- _WORK REQUIRED_:
Reproduce the records below in full and word for word, excluding pictures.

- _EXCERPTED DATA_:
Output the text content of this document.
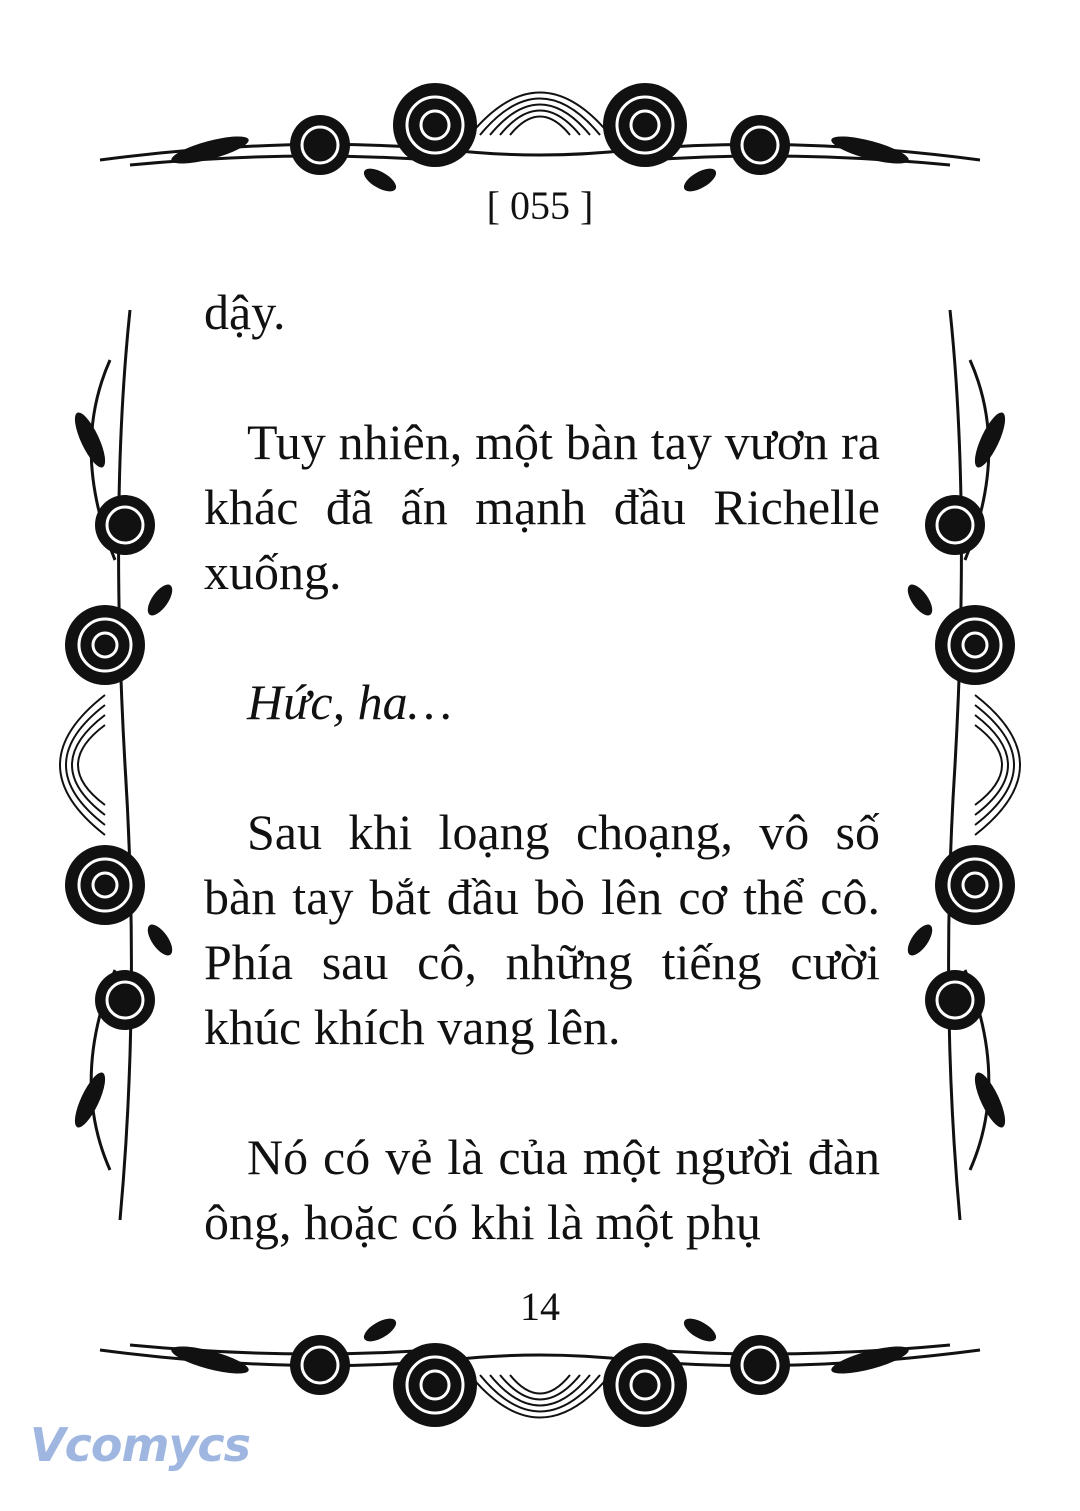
[ 055 ]

dậy.

Tuy nhiên, một bàn tay vươn ra khác đã ấn mạnh đầu Richelle xuống.

Hức, ha…

Sau khi loạng choạng, vô số bàn tay bắt đầu bò lên cơ thể cô. Phía sau cô, những tiếng cười khúc khích vang lên.

Nó có vẻ là của một người đàn ông, hoặc có khi là một phụ

14
Vcomycs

- _WRITTEN ANSWER_:
Output the text content of this document.
[ 055 ]

dậy.

Tuy nhiên, một bàn tay vươn ra khác đã ấn mạnh đầu Richelle xuống.

Hức, ha…

Sau khi loạng choạng, vô số bàn tay bắt đầu bò lên cơ thể cô. Phía sau cô, những tiếng cười khúc khích vang lên.

Nó có vẻ là của một người đàn ông, hoặc có khi là một phụ

14
Vcomycs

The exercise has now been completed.